• Seçilen bölüm
Ölüm Bir Nasihattir...

Bize nasihat et ey Allah'ın Resulü, 

diyen Hz. Ömer'e (ra) hitaben,

Peygamberimiz (sav ); 

''Nasihat olarak ölüm sana yeter, ey Ömer!'' buyurmuştur.

Eğer ki bir insan ölümden herhangi bir ibret ve nasihat almıyorsa, başka hiç birşeyden alamaz.

Kuşkusuz ölüm bir gün kapımızı çalacak, 

fakat o anı belirleyen biz olmayacağız.

Ölümün ihalesi, hilesi, iptali, imtiyazı, 

iltiması yok. 

Allah, kendi eceli gelmiş bulunan hiçbir kimseyi kesinlikle ertelemez Allah, yaptıklarınızdan haberdardır. (Münafikun; 11) 

Ölüm geldiğinde kaskatı bir haldeki bedeniniz evin bir odasında veya bir hastane morgunda bekletilecek, ardından kefene sarılarak dar bir tabutun içinde cenaze arabasına yerleştirilip mezara götürülecektir. Sonra bedeniniz sizin için açılmış bir çukurun dibine bırakılacak, üzeriniz iyice toprakla örtülecektir Ve yakınlarınız mezarınızın başında ağlaşırken ruhunuz tüm bunlara şahit olacaktır.

Bir zamanlar itinayla baktığınız bedeniniz kısa bir süre içinde çürümeye, kokuşmaya başlayacak, 

geriye sadece bir kemik yığınından ibaret iskeletiniz kalacaktır Ve unutmayın, 

bu günle mutlaka karşılaşacağız; 

eninde sonunda bir gün bedenimiz toprağın altında yapayalnız kalacaktır..

• Derlenen malzeme
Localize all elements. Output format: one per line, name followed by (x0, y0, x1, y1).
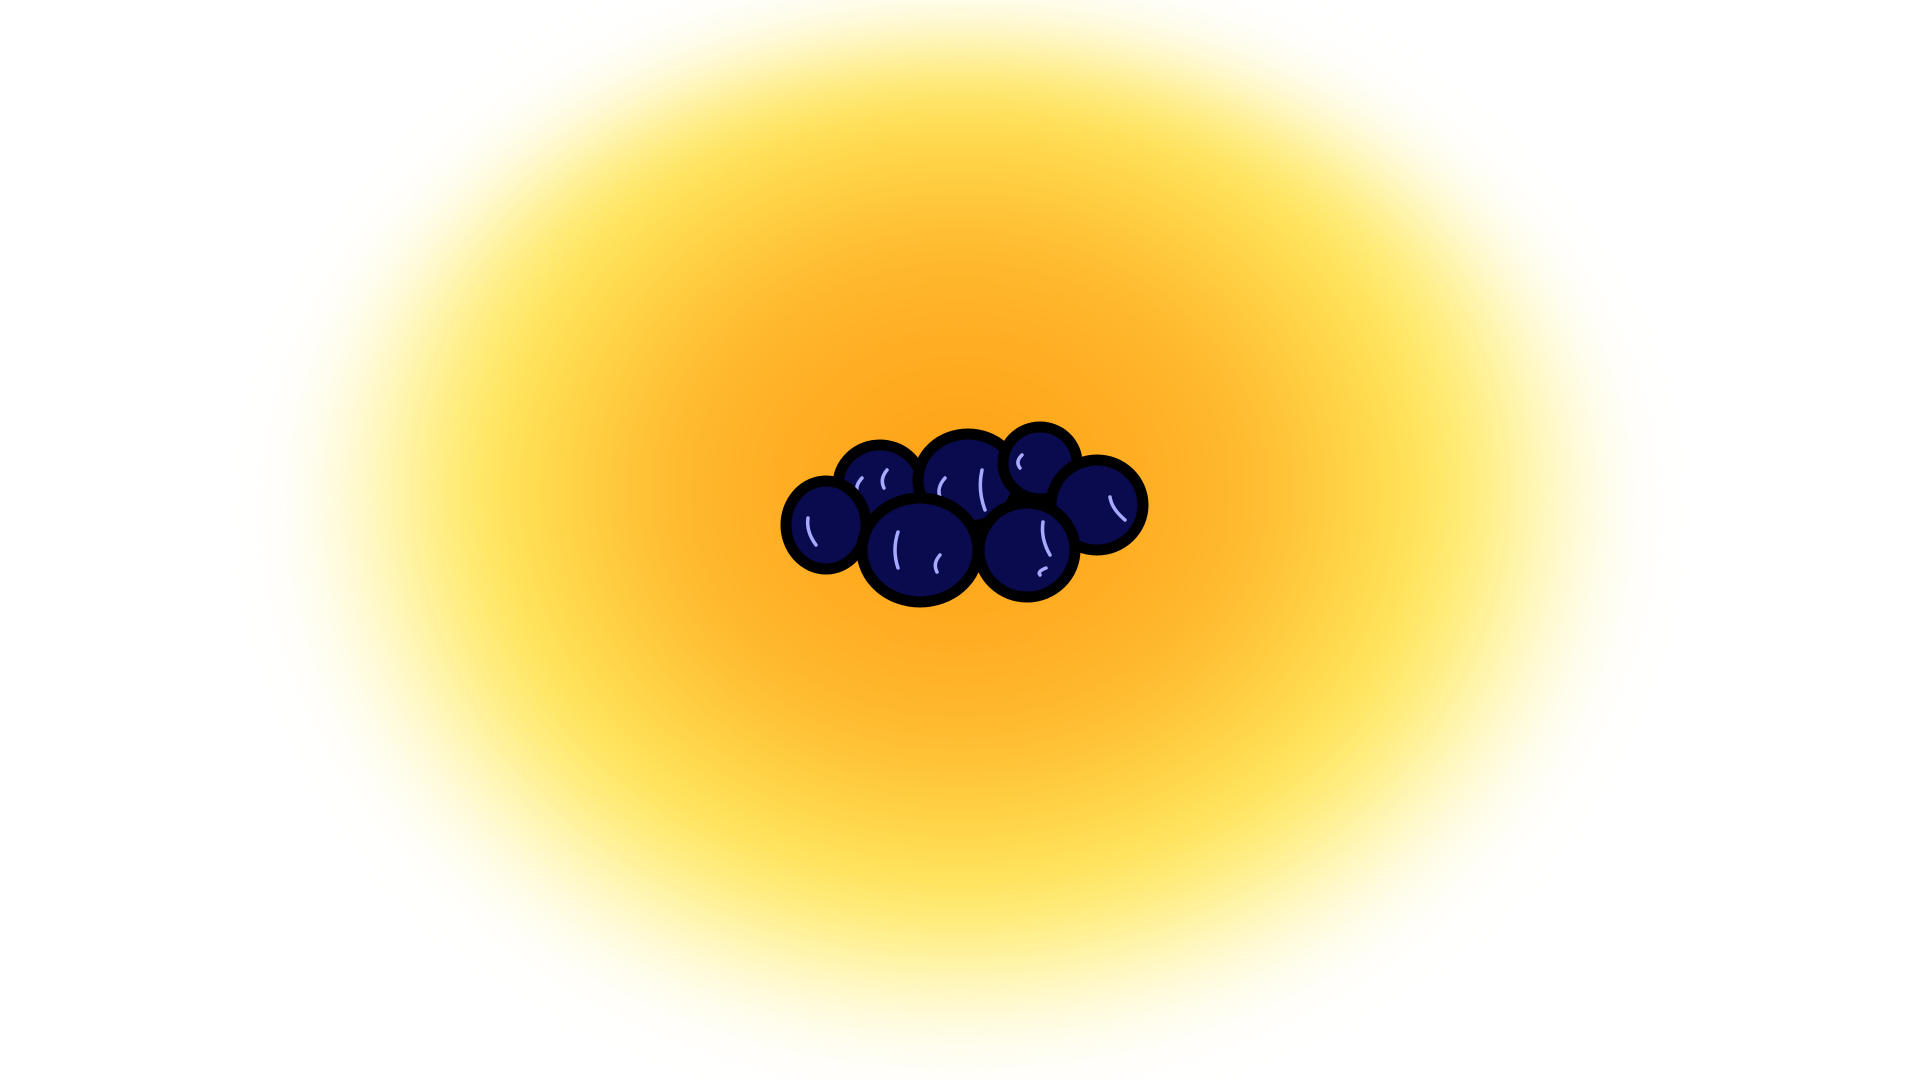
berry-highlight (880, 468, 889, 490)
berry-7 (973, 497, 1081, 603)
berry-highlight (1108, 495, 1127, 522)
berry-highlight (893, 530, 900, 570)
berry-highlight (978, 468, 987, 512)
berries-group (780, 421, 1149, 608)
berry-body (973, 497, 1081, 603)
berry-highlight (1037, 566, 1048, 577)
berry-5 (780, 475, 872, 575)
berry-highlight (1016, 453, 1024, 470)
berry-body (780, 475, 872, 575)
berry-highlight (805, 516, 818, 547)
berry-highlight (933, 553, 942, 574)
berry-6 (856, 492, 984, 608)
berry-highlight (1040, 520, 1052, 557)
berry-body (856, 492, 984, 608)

• Görev
Ölüm hakkındaki metni son cümlesinden sonra sürdürün. Öğelerin ölüm hakkındaki metinle hiçbir bağlantısı yoktur.

• Yanıt
İnsan bedeninin ölümden sonra girdiği hal kuşkusuz ibret vericidir. 

Böyle bir görüntüyle birkaç dakika hatta saniyeler süresince muhatap olmak bile bir insan için dayanılmazdır.

Tüm bu gerçeklere rağmen insanların çoğu dünyayla ilgili her konuda kendi çıkar ve menfaatlerini en ince ayrıntılarıyla hesaplarken, kendileriyle ilgili en büyük hakikat olan ölümü hesaba katmazlar..

Dünya hayatı ahiret hayatına göre rüya gibidir. 

Hadis-i şerifte; ''İnsanlar uykudadır,ölünce uyanırlar'', buyurulur.

Fakat insanın öldükten sonra uyanması ona bir fayda sağlamayacaktır.

Ölüm anı kafirler ve zalimler için çok şiddetli olacaktır. 

''Zalimlerin şiddetli ölüm sancıları içinde çırpındığı; meleklerin, ellerini uzatmış, 

''haydi canlarınızı kurtarın! 

Allah'a karşı doğru olmayanı söylediğiniz, 

ve onun ayetlerinden kibirlenerek yüz çevirdiğiniz için bugün aşağılayıcı azap ile cezalandırılacaksınız, 

diyecekleri zaman hallerini bir görsen!'' 

(En'am; 93)

Sonsuz adaletli ve şefkatli olan Allah; 

herkese, öğüt alabileceği kadar bir zaman tanımıştır. Ancak bu süre dünya hayatıyla sınırlıdır.

Yani hataların telafisi samimiyetle yapıldığı takdirde ancak dünyada mümkündür. 

Ölümle birlikte artık telafi imkanı ortadan kalkacak, sonsuz bir pişmanlık başlayacaktır;

İçinde onlar şöyle çığlık atarlar; 

''Rabbimiz, bizi çıkar, yaptığımızdan başka salih bir amelde bulunalım''. 

Size dünyada, öğüt alabilecek olanın öğüt alabileceği kadar ömür vermedik mi.. 

Size uyaran da gelmişti. 

Öyleyse azabı tadın; artık zalimler için bir yardımcı yoktur. (Fatır; 37)

Hadis-i şerifte buyuruldu ki;

''Sonunu düşünmeyip dünyaya aldanan insan, 

ipek böceği gibidir.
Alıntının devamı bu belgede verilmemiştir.